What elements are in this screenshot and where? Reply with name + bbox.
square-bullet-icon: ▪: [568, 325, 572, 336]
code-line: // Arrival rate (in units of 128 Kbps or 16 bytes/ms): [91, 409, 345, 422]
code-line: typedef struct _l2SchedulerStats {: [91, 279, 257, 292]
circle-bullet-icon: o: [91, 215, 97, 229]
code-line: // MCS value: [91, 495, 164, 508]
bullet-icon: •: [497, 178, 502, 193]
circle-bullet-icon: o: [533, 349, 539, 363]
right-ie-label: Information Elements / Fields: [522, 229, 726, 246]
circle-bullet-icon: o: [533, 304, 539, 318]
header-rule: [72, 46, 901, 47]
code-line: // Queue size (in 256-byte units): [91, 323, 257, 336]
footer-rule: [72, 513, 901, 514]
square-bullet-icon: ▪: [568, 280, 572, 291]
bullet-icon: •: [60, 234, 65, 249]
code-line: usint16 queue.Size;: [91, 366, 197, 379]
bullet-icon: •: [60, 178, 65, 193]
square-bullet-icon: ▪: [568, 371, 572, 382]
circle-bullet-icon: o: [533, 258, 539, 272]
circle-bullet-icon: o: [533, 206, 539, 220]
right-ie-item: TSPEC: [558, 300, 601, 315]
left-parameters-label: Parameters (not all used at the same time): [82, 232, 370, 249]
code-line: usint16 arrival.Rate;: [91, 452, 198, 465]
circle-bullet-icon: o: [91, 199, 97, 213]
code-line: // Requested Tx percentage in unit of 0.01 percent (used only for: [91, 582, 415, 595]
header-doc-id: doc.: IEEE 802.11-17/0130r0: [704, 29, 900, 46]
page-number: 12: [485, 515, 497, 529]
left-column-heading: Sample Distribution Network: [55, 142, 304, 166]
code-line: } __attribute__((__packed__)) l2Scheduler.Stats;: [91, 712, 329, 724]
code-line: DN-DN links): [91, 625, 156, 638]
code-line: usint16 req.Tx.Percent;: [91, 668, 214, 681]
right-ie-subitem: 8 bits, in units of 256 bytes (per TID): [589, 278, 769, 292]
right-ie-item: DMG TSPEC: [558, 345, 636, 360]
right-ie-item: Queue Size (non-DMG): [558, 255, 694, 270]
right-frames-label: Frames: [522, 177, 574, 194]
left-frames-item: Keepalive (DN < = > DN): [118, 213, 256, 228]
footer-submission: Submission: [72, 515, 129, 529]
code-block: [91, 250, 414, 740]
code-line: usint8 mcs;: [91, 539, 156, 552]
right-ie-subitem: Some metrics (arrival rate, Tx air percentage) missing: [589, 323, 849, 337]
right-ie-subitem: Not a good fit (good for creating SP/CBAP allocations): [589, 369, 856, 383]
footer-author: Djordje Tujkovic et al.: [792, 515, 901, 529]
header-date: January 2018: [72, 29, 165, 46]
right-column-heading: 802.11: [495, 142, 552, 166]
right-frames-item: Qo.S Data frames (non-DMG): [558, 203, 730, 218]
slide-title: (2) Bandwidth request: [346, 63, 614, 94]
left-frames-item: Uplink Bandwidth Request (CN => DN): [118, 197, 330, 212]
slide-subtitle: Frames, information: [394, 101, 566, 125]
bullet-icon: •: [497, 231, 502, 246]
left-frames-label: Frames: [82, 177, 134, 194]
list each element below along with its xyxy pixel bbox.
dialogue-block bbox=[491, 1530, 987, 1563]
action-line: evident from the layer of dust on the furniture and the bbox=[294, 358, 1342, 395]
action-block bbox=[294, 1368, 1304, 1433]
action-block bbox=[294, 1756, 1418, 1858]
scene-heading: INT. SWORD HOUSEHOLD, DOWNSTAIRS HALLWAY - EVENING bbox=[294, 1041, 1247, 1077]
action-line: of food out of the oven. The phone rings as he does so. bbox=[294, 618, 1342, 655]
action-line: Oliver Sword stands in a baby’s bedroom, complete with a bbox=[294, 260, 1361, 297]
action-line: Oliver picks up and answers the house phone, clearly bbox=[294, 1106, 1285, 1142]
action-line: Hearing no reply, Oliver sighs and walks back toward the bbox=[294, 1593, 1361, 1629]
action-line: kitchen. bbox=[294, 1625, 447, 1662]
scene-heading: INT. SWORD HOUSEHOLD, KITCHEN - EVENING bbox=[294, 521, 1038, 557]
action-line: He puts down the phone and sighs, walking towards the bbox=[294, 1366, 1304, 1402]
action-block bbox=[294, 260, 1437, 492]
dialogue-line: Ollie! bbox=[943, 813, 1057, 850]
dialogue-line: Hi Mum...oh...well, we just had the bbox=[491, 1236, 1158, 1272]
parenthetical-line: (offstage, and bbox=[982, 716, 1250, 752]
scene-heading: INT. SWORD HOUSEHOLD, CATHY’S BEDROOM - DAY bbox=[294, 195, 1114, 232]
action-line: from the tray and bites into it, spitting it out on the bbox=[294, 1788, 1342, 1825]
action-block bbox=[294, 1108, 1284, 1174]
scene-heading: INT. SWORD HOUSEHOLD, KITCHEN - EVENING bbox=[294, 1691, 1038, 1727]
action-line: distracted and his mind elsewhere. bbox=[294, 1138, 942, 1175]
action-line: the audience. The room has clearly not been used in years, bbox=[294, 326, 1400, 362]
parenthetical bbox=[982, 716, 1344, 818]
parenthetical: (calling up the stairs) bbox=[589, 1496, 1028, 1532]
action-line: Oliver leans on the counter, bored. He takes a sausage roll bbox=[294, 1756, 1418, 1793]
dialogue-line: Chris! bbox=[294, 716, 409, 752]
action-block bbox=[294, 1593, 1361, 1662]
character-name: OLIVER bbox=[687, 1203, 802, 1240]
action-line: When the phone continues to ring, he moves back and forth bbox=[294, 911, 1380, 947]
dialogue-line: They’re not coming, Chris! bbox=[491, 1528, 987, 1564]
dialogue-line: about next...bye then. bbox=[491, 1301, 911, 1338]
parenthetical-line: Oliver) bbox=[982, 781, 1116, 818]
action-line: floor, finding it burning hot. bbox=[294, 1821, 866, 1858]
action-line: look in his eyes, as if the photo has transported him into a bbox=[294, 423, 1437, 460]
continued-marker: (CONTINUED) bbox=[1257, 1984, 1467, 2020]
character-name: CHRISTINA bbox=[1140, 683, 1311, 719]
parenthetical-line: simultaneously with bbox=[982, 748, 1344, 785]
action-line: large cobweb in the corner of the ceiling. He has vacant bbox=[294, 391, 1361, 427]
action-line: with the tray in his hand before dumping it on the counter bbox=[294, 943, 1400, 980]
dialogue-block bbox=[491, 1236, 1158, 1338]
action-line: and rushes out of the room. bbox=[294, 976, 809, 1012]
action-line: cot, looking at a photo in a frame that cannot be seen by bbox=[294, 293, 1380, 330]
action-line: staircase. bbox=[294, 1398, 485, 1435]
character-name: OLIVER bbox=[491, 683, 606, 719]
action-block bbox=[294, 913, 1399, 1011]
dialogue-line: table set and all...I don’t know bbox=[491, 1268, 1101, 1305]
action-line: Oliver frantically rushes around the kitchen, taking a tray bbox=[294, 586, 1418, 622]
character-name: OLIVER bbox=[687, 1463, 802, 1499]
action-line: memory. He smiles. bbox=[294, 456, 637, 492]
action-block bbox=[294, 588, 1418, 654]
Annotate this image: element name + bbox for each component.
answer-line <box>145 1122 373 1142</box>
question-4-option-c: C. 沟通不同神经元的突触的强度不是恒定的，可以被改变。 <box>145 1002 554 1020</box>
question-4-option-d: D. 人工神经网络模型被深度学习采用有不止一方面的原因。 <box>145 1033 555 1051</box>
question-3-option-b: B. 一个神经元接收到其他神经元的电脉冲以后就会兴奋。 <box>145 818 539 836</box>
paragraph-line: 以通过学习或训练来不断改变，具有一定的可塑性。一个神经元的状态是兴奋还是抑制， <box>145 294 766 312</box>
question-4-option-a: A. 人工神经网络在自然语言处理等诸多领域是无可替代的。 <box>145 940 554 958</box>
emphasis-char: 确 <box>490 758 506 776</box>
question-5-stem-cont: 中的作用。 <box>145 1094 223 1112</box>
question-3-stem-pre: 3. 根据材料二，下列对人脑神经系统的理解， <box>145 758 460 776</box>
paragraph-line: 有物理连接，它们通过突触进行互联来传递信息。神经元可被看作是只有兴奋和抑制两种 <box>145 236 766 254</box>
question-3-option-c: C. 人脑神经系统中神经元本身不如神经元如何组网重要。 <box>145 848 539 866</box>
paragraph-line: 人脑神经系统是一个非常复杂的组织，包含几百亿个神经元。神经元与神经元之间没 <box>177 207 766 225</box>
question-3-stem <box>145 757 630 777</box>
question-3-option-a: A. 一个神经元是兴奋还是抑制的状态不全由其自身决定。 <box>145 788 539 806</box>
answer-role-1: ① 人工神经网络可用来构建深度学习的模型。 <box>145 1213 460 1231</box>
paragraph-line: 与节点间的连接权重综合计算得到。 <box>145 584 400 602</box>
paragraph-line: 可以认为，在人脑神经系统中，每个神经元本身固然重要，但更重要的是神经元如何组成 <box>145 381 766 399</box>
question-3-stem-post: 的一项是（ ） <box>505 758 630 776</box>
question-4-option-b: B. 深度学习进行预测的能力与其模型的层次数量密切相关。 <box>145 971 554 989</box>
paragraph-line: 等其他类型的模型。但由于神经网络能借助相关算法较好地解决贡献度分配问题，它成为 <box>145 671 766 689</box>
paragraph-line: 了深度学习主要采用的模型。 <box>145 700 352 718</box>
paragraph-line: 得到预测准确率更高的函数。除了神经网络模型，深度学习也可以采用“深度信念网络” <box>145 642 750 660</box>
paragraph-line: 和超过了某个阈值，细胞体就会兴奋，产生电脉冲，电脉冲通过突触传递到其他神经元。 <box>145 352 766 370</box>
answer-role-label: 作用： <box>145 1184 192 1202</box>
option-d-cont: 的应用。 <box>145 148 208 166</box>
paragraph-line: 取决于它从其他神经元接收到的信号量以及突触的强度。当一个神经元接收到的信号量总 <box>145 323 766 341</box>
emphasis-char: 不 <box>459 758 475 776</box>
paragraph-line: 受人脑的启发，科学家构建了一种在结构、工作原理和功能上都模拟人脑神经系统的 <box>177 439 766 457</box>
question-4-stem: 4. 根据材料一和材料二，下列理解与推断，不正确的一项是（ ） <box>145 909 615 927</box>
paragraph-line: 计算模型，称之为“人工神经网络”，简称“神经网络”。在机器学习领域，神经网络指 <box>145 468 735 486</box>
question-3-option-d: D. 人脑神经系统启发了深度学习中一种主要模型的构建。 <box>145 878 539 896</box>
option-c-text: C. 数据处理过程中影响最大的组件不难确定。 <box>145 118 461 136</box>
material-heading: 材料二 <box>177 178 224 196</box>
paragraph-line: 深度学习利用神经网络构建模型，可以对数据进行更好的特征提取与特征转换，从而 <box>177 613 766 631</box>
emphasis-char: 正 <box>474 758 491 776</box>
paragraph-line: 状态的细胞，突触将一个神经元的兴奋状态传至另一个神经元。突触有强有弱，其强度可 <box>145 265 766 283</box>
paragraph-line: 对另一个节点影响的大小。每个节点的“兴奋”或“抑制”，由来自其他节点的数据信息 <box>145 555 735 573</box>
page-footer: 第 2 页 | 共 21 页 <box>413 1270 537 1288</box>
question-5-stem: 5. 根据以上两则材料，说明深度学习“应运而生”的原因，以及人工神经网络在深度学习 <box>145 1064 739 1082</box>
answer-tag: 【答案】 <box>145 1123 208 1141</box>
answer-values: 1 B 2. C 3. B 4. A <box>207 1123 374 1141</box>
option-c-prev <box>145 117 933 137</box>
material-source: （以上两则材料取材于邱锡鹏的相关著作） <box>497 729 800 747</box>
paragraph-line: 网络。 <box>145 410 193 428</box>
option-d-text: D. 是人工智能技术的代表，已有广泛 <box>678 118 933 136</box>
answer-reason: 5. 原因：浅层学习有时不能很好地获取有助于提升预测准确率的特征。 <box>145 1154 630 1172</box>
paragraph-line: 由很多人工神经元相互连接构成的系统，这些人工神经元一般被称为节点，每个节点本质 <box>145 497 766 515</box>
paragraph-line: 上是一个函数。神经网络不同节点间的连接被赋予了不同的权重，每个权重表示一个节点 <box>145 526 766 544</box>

**Job**
Could you express the lines above, from the first one up to and including the line with "right-ie-item: TSPEC: [558, 300, 601, 315]", as a JSON list of strings, one string per line and no blank lines?

**Response**
[
  "What elements are in this screenshot and where? Reply with name + bbox.",
  "square-bullet-icon: ▪: [568, 325, 572, 336]",
  "code-line: // Arrival rate (in units of 128 Kbps or 16 bytes/ms): [91, 409, 345, 422]",
  "code-line: typedef struct _l2SchedulerStats {: [91, 279, 257, 292]",
  "circle-bullet-icon: o: [91, 215, 97, 229]",
  "code-line: // MCS value: [91, 495, 164, 508]",
  "bullet-icon: •: [497, 178, 502, 193]",
  "circle-bullet-icon: o: [533, 349, 539, 363]",
  "right-ie-label: Information Elements / Fields: [522, 229, 726, 246]",
  "circle-bullet-icon: o: [533, 304, 539, 318]",
  "header-rule: [72, 46, 901, 47]",
  "code-line: // Queue size (in 256-byte units): [91, 323, 257, 336]",
  "footer-rule: [72, 513, 901, 514]",
  "square-bullet-icon: ▪: [568, 280, 572, 291]",
  "bullet-icon: •: [60, 234, 65, 249]",
  "code-line: usint16 queue.Size;: [91, 366, 197, 379]",
  "bullet-icon: •: [60, 178, 65, 193]",
  "square-bullet-icon: ▪: [568, 371, 572, 382]",
  "circle-bullet-icon: o: [533, 258, 539, 272]",
  "circle-bullet-icon: o: [533, 206, 539, 220]",
  "right-ie-item: TSPEC: [558, 300, 601, 315]"
]